» **Exercise objective**: Pull every line of the entries that has the word "AppCalculadora".

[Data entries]

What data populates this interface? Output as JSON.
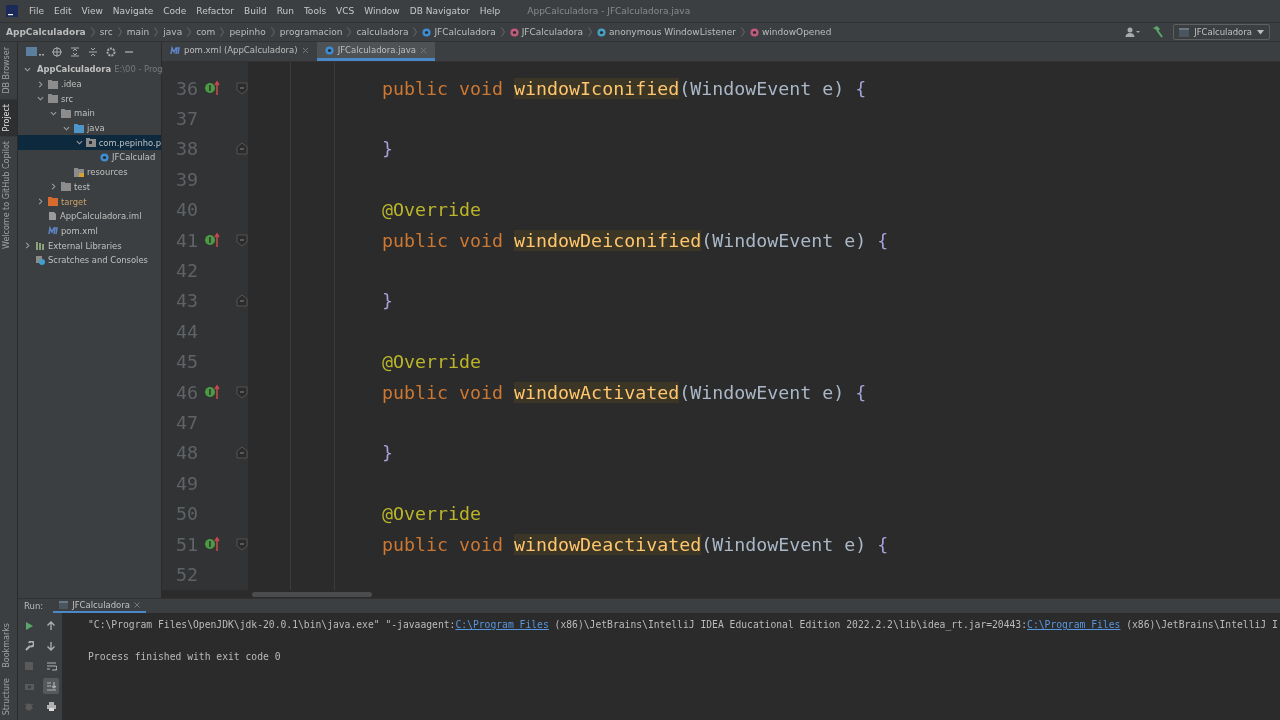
{
  "window": {
    "title": "AppCalculadora - JFCalculadora.java"
  },
  "menu": [
    "File",
    "Edit",
    "View",
    "Navigate",
    "Code",
    "Refactor",
    "Build",
    "Run",
    "Tools",
    "VCS",
    "Window",
    "DB Navigator",
    "Help"
  ],
  "breadcrumbs": [
    {
      "label": "AppCalculadora",
      "kind": "project"
    },
    {
      "label": "src",
      "kind": "folder"
    },
    {
      "label": "main",
      "kind": "folder"
    },
    {
      "label": "java",
      "kind": "folder"
    },
    {
      "label": "com",
      "kind": "folder"
    },
    {
      "label": "pepinho",
      "kind": "folder"
    },
    {
      "label": "programacion",
      "kind": "folder"
    },
    {
      "label": "calculadora",
      "kind": "folder"
    },
    {
      "label": "JFCalculadora",
      "kind": "class"
    },
    {
      "label": "JFCalculadora",
      "kind": "method"
    },
    {
      "label": "anonymous WindowListener",
      "kind": "anonymous"
    },
    {
      "label": "windowOpened",
      "kind": "method"
    }
  ],
  "run_config": {
    "label": "JFCalculadora"
  },
  "left_strip": {
    "top": [
      {
        "label": "DB Browser",
        "selected": false
      },
      {
        "label": "Project",
        "selected": true
      },
      {
        "label": "Welcome to GitHub Copilot",
        "selected": false
      }
    ],
    "bottom": [
      {
        "label": "Bookmarks",
        "selected": false
      },
      {
        "label": "Structure",
        "selected": false
      }
    ]
  },
  "project_tree": [
    {
      "label": "AppCalculadora",
      "path": "E:\\00 - Prog",
      "kind": "module",
      "expanded": true,
      "selected": false,
      "children": [
        {
          "label": ".idea",
          "kind": "folder",
          "expanded": false,
          "selected": false
        },
        {
          "label": "src",
          "kind": "folder",
          "expanded": true,
          "selected": false,
          "children": [
            {
              "label": "main",
              "kind": "folder",
              "expanded": true,
              "selected": false,
              "children": [
                {
                  "label": "java",
                  "kind": "source",
                  "expanded": true,
                  "selected": false,
                  "children": [
                    {
                      "label": "com.pepinho.p",
                      "kind": "package",
                      "expanded": true,
                      "selected": true,
                      "children": [
                        {
                          "label": "JFCalculad",
                          "kind": "class",
                          "selected": false
                        }
                      ]
                    }
                  ]
                },
                {
                  "label": "resources",
                  "kind": "resources",
                  "selected": false
                }
              ]
            },
            {
              "label": "test",
              "kind": "folder",
              "expanded": false,
              "selected": false
            }
          ]
        },
        {
          "label": "target",
          "kind": "excluded",
          "expanded": false,
          "selected": false
        },
        {
          "label": "AppCalculadora.iml",
          "kind": "file",
          "selected": false
        },
        {
          "label": "pom.xml",
          "kind": "maven",
          "selected": false
        }
      ]
    },
    {
      "label": "External Libraries",
      "kind": "library",
      "expanded": false,
      "selected": false
    },
    {
      "label": "Scratches and Consoles",
      "kind": "scratch",
      "selected": false
    }
  ],
  "editor_tabs": [
    {
      "label": "pom.xml (AppCalculadora)",
      "kind": "maven",
      "selected": false
    },
    {
      "label": "JFCalculadora.java",
      "kind": "class",
      "selected": true
    }
  ],
  "code_lines": [
    {
      "number": "36",
      "kind": "header",
      "tokens": [
        {
          "kind": "keyword",
          "text": "public void "
        },
        {
          "kind": "method",
          "text": "windowIconified"
        },
        {
          "kind": "plain",
          "text": "(WindowEvent e) "
        },
        {
          "kind": "brace",
          "text": "{"
        }
      ]
    },
    {
      "number": "37",
      "kind": "plain"
    },
    {
      "number": "38",
      "kind": "close",
      "tokens": [
        {
          "kind": "brace",
          "text": "}"
        }
      ]
    },
    {
      "number": "39",
      "kind": "plain"
    },
    {
      "number": "40",
      "kind": "plain",
      "tokens": [
        {
          "kind": "annotation",
          "text": "@Override"
        }
      ]
    },
    {
      "number": "41",
      "kind": "header",
      "tokens": [
        {
          "kind": "keyword",
          "text": "public void "
        },
        {
          "kind": "method",
          "text": "windowDeiconified"
        },
        {
          "kind": "plain",
          "text": "(WindowEvent e) "
        },
        {
          "kind": "brace",
          "text": "{"
        }
      ]
    },
    {
      "number": "42",
      "kind": "plain"
    },
    {
      "number": "43",
      "kind": "close",
      "tokens": [
        {
          "kind": "brace",
          "text": "}"
        }
      ]
    },
    {
      "number": "44",
      "kind": "plain"
    },
    {
      "number": "45",
      "kind": "plain",
      "tokens": [
        {
          "kind": "annotation",
          "text": "@Override"
        }
      ]
    },
    {
      "number": "46",
      "kind": "header",
      "tokens": [
        {
          "kind": "keyword",
          "text": "public void "
        },
        {
          "kind": "method",
          "text": "windowActivated"
        },
        {
          "kind": "plain",
          "text": "(WindowEvent e) "
        },
        {
          "kind": "brace",
          "text": "{"
        }
      ]
    },
    {
      "number": "47",
      "kind": "plain"
    },
    {
      "number": "48",
      "kind": "close",
      "tokens": [
        {
          "kind": "brace",
          "text": "}"
        }
      ]
    },
    {
      "number": "49",
      "kind": "plain"
    },
    {
      "number": "50",
      "kind": "plain",
      "tokens": [
        {
          "kind": "annotation",
          "text": "@Override"
        }
      ]
    },
    {
      "number": "51",
      "kind": "header",
      "tokens": [
        {
          "kind": "keyword",
          "text": "public void "
        },
        {
          "kind": "method",
          "text": "windowDeactivated"
        },
        {
          "kind": "plain",
          "text": "(WindowEvent e) "
        },
        {
          "kind": "brace",
          "text": "{"
        }
      ]
    },
    {
      "number": "52",
      "kind": "plain"
    }
  ],
  "run_panel": {
    "label": "Run:",
    "tab": "JFCalculadora",
    "tools_left": [
      {
        "kind": "rerun",
        "disabled": false,
        "selected": false
      },
      {
        "kind": "wrench",
        "disabled": false,
        "selected": false
      },
      {
        "kind": "stop",
        "disabled": true,
        "selected": false
      },
      {
        "kind": "camera",
        "disabled": true,
        "selected": false
      },
      {
        "kind": "bug",
        "disabled": true,
        "selected": false
      }
    ],
    "tools_right": [
      {
        "kind": "up",
        "disabled": false,
        "selected": false
      },
      {
        "kind": "down",
        "disabled": false,
        "selected": false
      },
      {
        "kind": "wrap",
        "disabled": false,
        "selected": false
      },
      {
        "kind": "scroll-end",
        "disabled": false,
        "selected": true
      },
      {
        "kind": "print",
        "disabled": false,
        "selected": false
      }
    ],
    "console": [
      [
        {
          "kind": "text",
          "text": "\"C:\\Program Files\\OpenJDK\\jdk-20.0.1\\bin\\java.exe\" \"-javaagent:"
        },
        {
          "kind": "link",
          "text": "C:\\Program Files"
        },
        {
          "kind": "text",
          "text": " (x86)\\JetBrains\\IntelliJ IDEA Educational Edition 2022.2.2\\lib\\idea_rt.jar=20443:"
        },
        {
          "kind": "link",
          "text": "C:\\Program Files"
        },
        {
          "kind": "text",
          "text": " (x86)\\JetBrains\\IntelliJ I"
        }
      ],
      [
        {
          "kind": "text",
          "text": "Process finished with exit code 0"
        }
      ]
    ]
  }
}
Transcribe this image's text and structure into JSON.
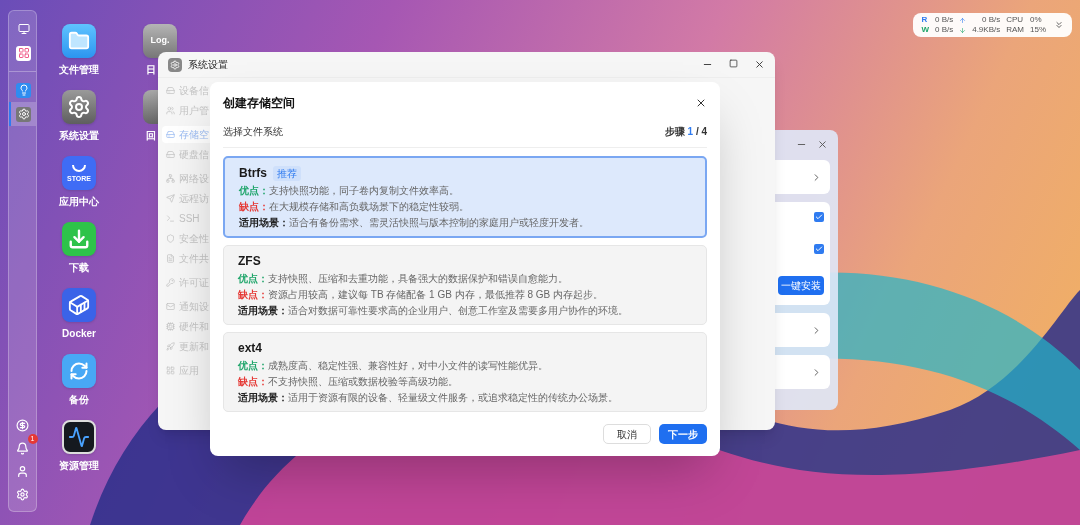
{
  "status_widget": {
    "rows": [
      {
        "label": "R",
        "disk": "0 B/s",
        "kind": "upload",
        "net": "0 B/s",
        "metric": "CPU",
        "value": "0%"
      },
      {
        "label": "W",
        "disk": "0 B/s",
        "kind": "download",
        "net": "4.9KB/s",
        "metric": "RAM",
        "value": "15%"
      }
    ]
  },
  "dock": {
    "items": [
      {
        "kind": "monitor",
        "selected": false
      },
      {
        "kind": "apps",
        "selected": false
      },
      {
        "kind": "bulb",
        "selected": false
      },
      {
        "kind": "settings",
        "selected": true
      }
    ],
    "bottom": [
      {
        "kind": "coin"
      },
      {
        "kind": "bell",
        "badge": "1"
      },
      {
        "kind": "user"
      },
      {
        "kind": "gear"
      }
    ]
  },
  "desktop_icons": [
    {
      "kind": "folder",
      "label": "文件管理"
    },
    {
      "kind": "settings",
      "label": "系统设置"
    },
    {
      "kind": "store",
      "label": "应用中心",
      "icon_text": "STORE"
    },
    {
      "kind": "download",
      "label": "下载"
    },
    {
      "kind": "docker",
      "label": "Docker"
    },
    {
      "kind": "backup",
      "label": "备份"
    },
    {
      "kind": "monitor",
      "label": "资源管理"
    }
  ],
  "desktop_icons_2": [
    {
      "kind": "log",
      "label": "日",
      "icon_text": "Log."
    },
    {
      "kind": "trash",
      "label": "回"
    }
  ],
  "settings_window": {
    "title": "系统设置",
    "sidebar_groups": [
      [
        {
          "label": "设备信",
          "selected": false
        },
        {
          "label": "用户管",
          "selected": false
        }
      ],
      [
        {
          "label": "存储空",
          "selected": true
        },
        {
          "label": "硬盘信",
          "selected": false
        }
      ],
      [
        {
          "label": "网络设",
          "selected": false
        },
        {
          "label": "远程访",
          "selected": false
        },
        {
          "label": "SSH",
          "selected": false
        },
        {
          "label": "安全性",
          "selected": false
        },
        {
          "label": "文件共",
          "selected": false
        }
      ],
      [
        {
          "label": "许可证",
          "selected": false
        }
      ],
      [
        {
          "label": "通知设",
          "selected": false
        },
        {
          "label": "硬件和",
          "selected": false
        },
        {
          "label": "更新和",
          "selected": false
        }
      ],
      [
        {
          "label": "应用",
          "selected": false
        }
      ]
    ]
  },
  "dialog": {
    "title": "创建存储空间",
    "subtitle": "选择文件系统",
    "step_label": "步骤",
    "step_current": "1",
    "step_total": "/ 4",
    "options": [
      {
        "name": "Btrfs",
        "badge": "推荐",
        "selected": true,
        "pros_label": "优点：",
        "pros": "支持快照功能，同子卷内复制文件效率高。",
        "cons_label": "缺点：",
        "cons": "在大规模存储和高负载场景下的稳定性较弱。",
        "use_label": "适用场景：",
        "use": "适合有备份需求、需灵活快照与版本控制的家庭用户或轻度开发者。"
      },
      {
        "name": "ZFS",
        "selected": false,
        "pros_label": "优点：",
        "pros": "支持快照、压缩和去重功能，具备强大的数据保护和错误自愈能力。",
        "cons_label": "缺点：",
        "cons": "资源占用较高，建议每 TB 存储配备 1 GB 内存，最低推荐 8 GB 内存起步。",
        "use_label": "适用场景：",
        "use": "适合对数据可靠性要求高的企业用户、创意工作室及需要多用户协作的环境。"
      },
      {
        "name": "ext4",
        "selected": false,
        "pros_label": "优点：",
        "pros": "成熟度高、稳定性强、兼容性好，对中小文件的读写性能优异。",
        "cons_label": "缺点：",
        "cons": "不支持快照、压缩或数据校验等高级功能。",
        "use_label": "适用场景：",
        "use": "适用于资源有限的设备、轻量级文件服务，或追求稳定性的传统办公场景。"
      }
    ],
    "cancel": "取消",
    "next": "下一步"
  },
  "side_window": {
    "cards": [
      {
        "kind": "link"
      },
      {
        "kind": "checks",
        "checks": [
          {
            "checked": true
          },
          {
            "checked": true
          }
        ],
        "button": "一键安装"
      },
      {
        "kind": "link"
      },
      {
        "kind": "link"
      }
    ]
  }
}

» **The output**:
    "title": "AppCalculadora - JFCalculadora.java"
      "label": "AppCalculadora",
      "label": "AppCalculadora",
          "label": "AppCalculadora.iml",
      "label": "pom.xml (AppCalculadora)",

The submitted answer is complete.